■ Stated task ■
Condense the paragraph beginning "In previous posts we've seen" from the post on the center of a character below, keeping its main facts.

■ Document extract ■
--*--
# Abstract Nonsense

## The Center of a Character (Pt. I)

Point of post: In this post we discuss the notion the ‘center of a character’ and its relations to other concepts we’ve previously learned.

Motivation

In previous posts we’ve seen how we can take concepts from plain group theory and attempt to make an analogy for characters. In this post we extend this further by defining the ‘center’ of a character, which, as we shall see are just those $g\in G$ for which $|\chi(g)|=\chi(e)$. In other words, its just those $g\in G$ for which the modulus of $\chi(g)$ is maximized. This shall prove useful in the future, in particular it shall help us devolop enough machinery to prove Burnside’s Theorem–the classic use of representation theory.

Center of a Character

Let $G$ be a finite group and $\chi$ some character of $G$. Then, we define the center of $\chi$, denoted $\bold{Z}(\chi)$, to be

$\bold{Z}(\chi)=\left\{g\in G:\left|\chi(g)\right|=\chi(e)\right\}$

Our first claim is that, despite what is not immediately apparent, $\bold{Z}(\chi)\leqslant G$ for every $\chi$. Indeed, this follows immediately from:

Theorem: Let $G$ be a finite group and $\chi$ the character of the representation $\rho$. Then,

$\bold{Z}\left(\chi\right)=\left\{g\in G:\rho(g)=z\mathbf{1}\;\; z\in\mathbb{C}\right\}$

Proof: It’s clear by the unitarity of $\rho(g)$ for every $g\in G$ that if $\rho(g)=zI$ then $|z|=1$. Thus, $\chi(g)=\text{tr}\left(zI\right)=z\chi(e)$ and so $\left|\chi(g)\right|=\chi(e)$ as desired.
--*--
■ Information supplied ■
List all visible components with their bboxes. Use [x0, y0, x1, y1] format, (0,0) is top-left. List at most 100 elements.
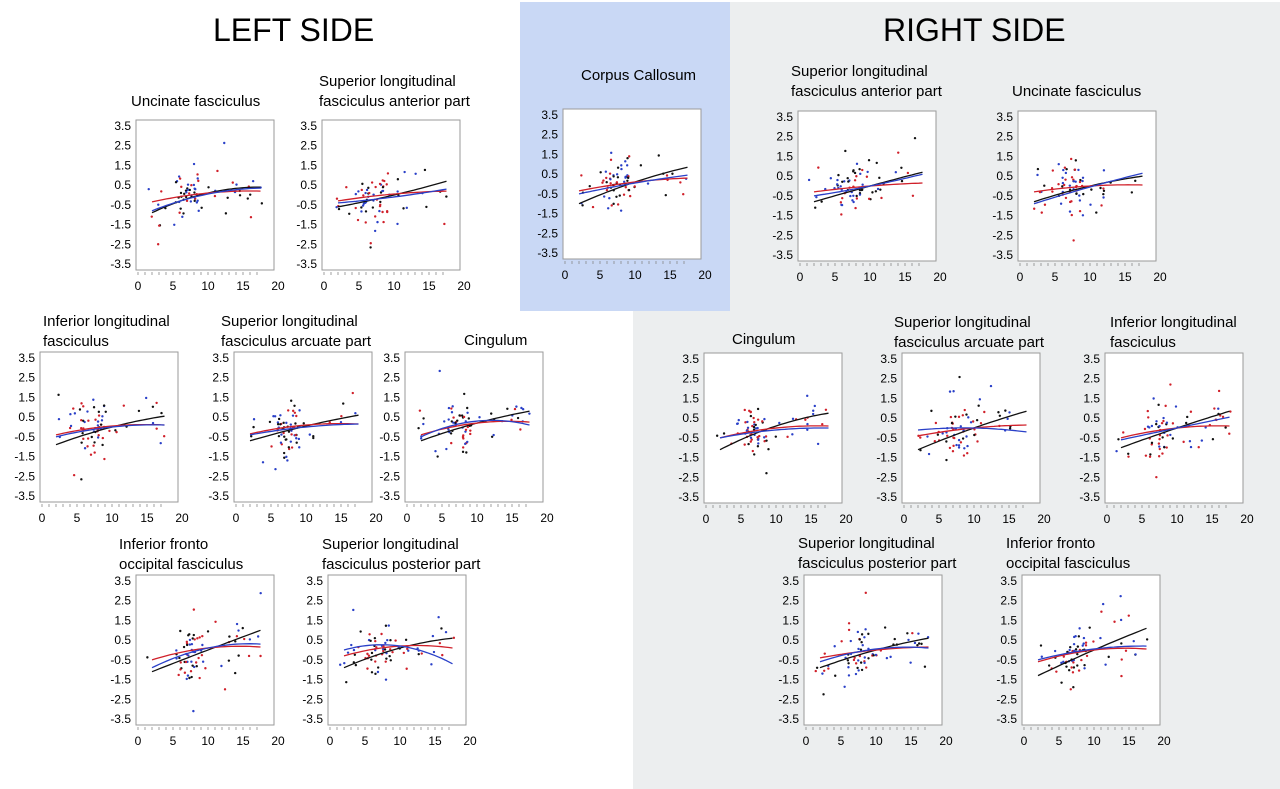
--*--
■ Expected output ■
Earlier posts drew analogies between concepts from plain group theory and characters. This post extends that by defining the center of a character: the elements $g\in G$ with $|\chi(g)|=\chi(e)$, where the modulus of $\chi(g)$ is maximized. The notion will help build the machinery needed to prove Burnside's Theorem, the classic use of representation theory.